_YOUR OBJECTIVE_
Your task is to repeat all of the material exactly.

_SUPPLIED DATA_
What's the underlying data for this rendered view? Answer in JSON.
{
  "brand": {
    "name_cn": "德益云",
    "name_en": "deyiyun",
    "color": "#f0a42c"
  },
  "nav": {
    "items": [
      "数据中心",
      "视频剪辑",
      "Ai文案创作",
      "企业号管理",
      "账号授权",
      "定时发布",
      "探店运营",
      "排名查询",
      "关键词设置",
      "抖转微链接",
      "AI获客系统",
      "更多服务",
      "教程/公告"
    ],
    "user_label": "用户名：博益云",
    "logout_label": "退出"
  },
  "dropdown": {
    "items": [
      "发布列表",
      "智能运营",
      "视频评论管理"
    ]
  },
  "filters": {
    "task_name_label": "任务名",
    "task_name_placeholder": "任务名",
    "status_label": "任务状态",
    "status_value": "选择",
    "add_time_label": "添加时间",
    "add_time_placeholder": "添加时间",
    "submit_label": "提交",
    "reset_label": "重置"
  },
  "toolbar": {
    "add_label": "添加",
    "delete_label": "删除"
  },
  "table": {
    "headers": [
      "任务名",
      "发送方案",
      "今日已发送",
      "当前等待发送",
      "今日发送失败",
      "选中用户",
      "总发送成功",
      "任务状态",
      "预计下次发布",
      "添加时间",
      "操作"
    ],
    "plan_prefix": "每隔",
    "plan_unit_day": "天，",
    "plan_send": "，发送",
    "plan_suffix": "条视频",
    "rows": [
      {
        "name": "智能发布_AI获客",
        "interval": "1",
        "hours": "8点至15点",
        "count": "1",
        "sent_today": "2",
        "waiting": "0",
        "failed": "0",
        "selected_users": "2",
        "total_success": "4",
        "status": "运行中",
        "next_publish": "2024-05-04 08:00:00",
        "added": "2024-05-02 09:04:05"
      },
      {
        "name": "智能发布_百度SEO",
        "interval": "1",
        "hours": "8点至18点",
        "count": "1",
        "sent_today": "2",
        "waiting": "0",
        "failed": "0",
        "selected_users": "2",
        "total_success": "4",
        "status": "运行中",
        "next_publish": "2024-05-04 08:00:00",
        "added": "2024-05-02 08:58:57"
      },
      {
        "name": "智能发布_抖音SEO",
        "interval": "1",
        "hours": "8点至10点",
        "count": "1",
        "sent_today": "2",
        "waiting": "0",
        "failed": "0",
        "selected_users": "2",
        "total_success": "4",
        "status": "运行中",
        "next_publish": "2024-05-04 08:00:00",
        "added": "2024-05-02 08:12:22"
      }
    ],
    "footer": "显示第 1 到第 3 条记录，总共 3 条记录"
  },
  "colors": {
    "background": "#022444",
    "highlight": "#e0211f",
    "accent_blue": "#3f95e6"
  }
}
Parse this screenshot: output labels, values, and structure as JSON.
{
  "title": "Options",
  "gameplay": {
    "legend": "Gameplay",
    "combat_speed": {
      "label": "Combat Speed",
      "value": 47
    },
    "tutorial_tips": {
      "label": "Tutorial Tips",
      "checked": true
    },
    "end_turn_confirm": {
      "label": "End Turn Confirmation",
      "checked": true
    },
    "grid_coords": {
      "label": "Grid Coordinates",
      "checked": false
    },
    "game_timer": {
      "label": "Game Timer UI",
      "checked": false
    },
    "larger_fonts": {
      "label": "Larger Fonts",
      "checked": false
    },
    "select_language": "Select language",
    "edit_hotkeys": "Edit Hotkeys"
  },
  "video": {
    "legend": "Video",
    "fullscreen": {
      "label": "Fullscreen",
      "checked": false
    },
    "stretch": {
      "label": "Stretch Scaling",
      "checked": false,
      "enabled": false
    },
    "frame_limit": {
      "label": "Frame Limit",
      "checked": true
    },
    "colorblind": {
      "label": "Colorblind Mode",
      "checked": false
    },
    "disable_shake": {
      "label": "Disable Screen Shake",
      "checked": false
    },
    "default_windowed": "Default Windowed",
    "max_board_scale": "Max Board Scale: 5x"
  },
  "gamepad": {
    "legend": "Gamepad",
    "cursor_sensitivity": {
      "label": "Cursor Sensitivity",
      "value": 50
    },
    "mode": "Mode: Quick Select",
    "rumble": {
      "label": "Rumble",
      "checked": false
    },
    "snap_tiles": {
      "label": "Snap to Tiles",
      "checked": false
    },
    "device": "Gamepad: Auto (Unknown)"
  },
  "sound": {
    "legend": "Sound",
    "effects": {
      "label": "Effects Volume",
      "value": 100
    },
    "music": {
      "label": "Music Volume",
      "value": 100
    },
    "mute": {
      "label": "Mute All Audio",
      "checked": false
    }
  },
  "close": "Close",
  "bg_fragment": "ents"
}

_COMPLETED TASK_
What's the underlying data for this rendered view? Answer in JSON.
{
  "brand": {
    "name_cn": "德益云",
    "name_en": "deyiyun",
    "color": "#f0a42c"
  },
  "nav": {
    "items": [
      "数据中心",
      "视频剪辑",
      "Ai文案创作",
      "企业号管理",
      "账号授权",
      "定时发布",
      "探店运营",
      "排名查询",
      "关键词设置",
      "抖转微链接",
      "AI获客系统",
      "更多服务",
      "教程/公告"
    ],
    "user_label": "用户名：博益云",
    "logout_label": "退出"
  },
  "dropdown": {
    "items": [
      "发布列表",
      "智能运营",
      "视频评论管理"
    ]
  },
  "filters": {
    "task_name_label": "任务名",
    "task_name_placeholder": "任务名",
    "status_label": "任务状态",
    "status_value": "选择",
    "add_time_label": "添加时间",
    "add_time_placeholder": "添加时间",
    "submit_label": "提交",
    "reset_label": "重置"
  },
  "toolbar": {
    "add_label": "添加",
    "delete_label": "删除"
  },
  "table": {
    "headers": [
      "任务名",
      "发送方案",
      "今日已发送",
      "当前等待发送",
      "今日发送失败",
      "选中用户",
      "总发送成功",
      "任务状态",
      "预计下次发布",
      "添加时间",
      "操作"
    ],
    "plan_prefix": "每隔",
    "plan_unit_day": "天，",
    "plan_send": "，发送",
    "plan_suffix": "条视频",
    "rows": [
      {
        "name": "智能发布_AI获客",
        "interval": "1",
        "hours": "8点至15点",
        "count": "1",
        "sent_today": "2",
        "waiting": "0",
        "failed": "0",
        "selected_users": "2",
        "total_success": "4",
        "status": "运行中",
        "next_publish": "2024-05-04 08:00:00",
        "added": "2024-05-02 09:04:05"
      },
      {
        "name": "智能发布_百度SEO",
        "interval": "1",
        "hours": "8点至18点",
        "count": "1",
        "sent_today": "2",
        "waiting": "0",
        "failed": "0",
        "selected_users": "2",
        "total_success": "4",
        "status": "运行中",
        "next_publish": "2024-05-04 08:00:00",
        "added": "2024-05-02 08:58:57"
      },
      {
        "name": "智能发布_抖音SEO",
        "interval": "1",
        "hours": "8点至10点",
        "count": "1",
        "sent_today": "2",
        "waiting": "0",
        "failed": "0",
        "selected_users": "2",
        "total_success": "4",
        "status": "运行中",
        "next_publish": "2024-05-04 08:00:00",
        "added": "2024-05-02 08:12:22"
      }
    ],
    "footer": "显示第 1 到第 3 条记录，总共 3 条记录"
  },
  "colors": {
    "background": "#022444",
    "highlight": "#e0211f",
    "accent_blue": "#3f95e6"
  }
}
Parse this screenshot: output labels, values, and structure as JSON.
{
  "title": "Options",
  "gameplay": {
    "legend": "Gameplay",
    "combat_speed": {
      "label": "Combat Speed",
      "value": 47
    },
    "tutorial_tips": {
      "label": "Tutorial Tips",
      "checked": true
    },
    "end_turn_confirm": {
      "label": "End Turn Confirmation",
      "checked": true
    },
    "grid_coords": {
      "label": "Grid Coordinates",
      "checked": false
    },
    "game_timer": {
      "label": "Game Timer UI",
      "checked": false
    },
    "larger_fonts": {
      "label": "Larger Fonts",
      "checked": false
    },
    "select_language": "Select language",
    "edit_hotkeys": "Edit Hotkeys"
  },
  "video": {
    "legend": "Video",
    "fullscreen": {
      "label": "Fullscreen",
      "checked": false
    },
    "stretch": {
      "label": "Stretch Scaling",
      "checked": false,
      "enabled": false
    },
    "frame_limit": {
      "label": "Frame Limit",
      "checked": true
    },
    "colorblind": {
      "label": "Colorblind Mode",
      "checked": false
    },
    "disable_shake": {
      "label": "Disable Screen Shake",
      "checked": false
    },
    "default_windowed": "Default Windowed",
    "max_board_scale": "Max Board Scale: 5x"
  },
  "gamepad": {
    "legend": "Gamepad",
    "cursor_sensitivity": {
      "label": "Cursor Sensitivity",
      "value": 50
    },
    "mode": "Mode: Quick Select",
    "rumble": {
      "label": "Rumble",
      "checked": false
    },
    "snap_tiles": {
      "label": "Snap to Tiles",
      "checked": false
    },
    "device": "Gamepad: Auto (Unknown)"
  },
  "sound": {
    "legend": "Sound",
    "effects": {
      "label": "Effects Volume",
      "value": 100
    },
    "music": {
      "label": "Music Volume",
      "value": 100
    },
    "mute": {
      "label": "Mute All Audio",
      "checked": false
    }
  },
  "close": "Close",
  "bg_fragment": "ents"
}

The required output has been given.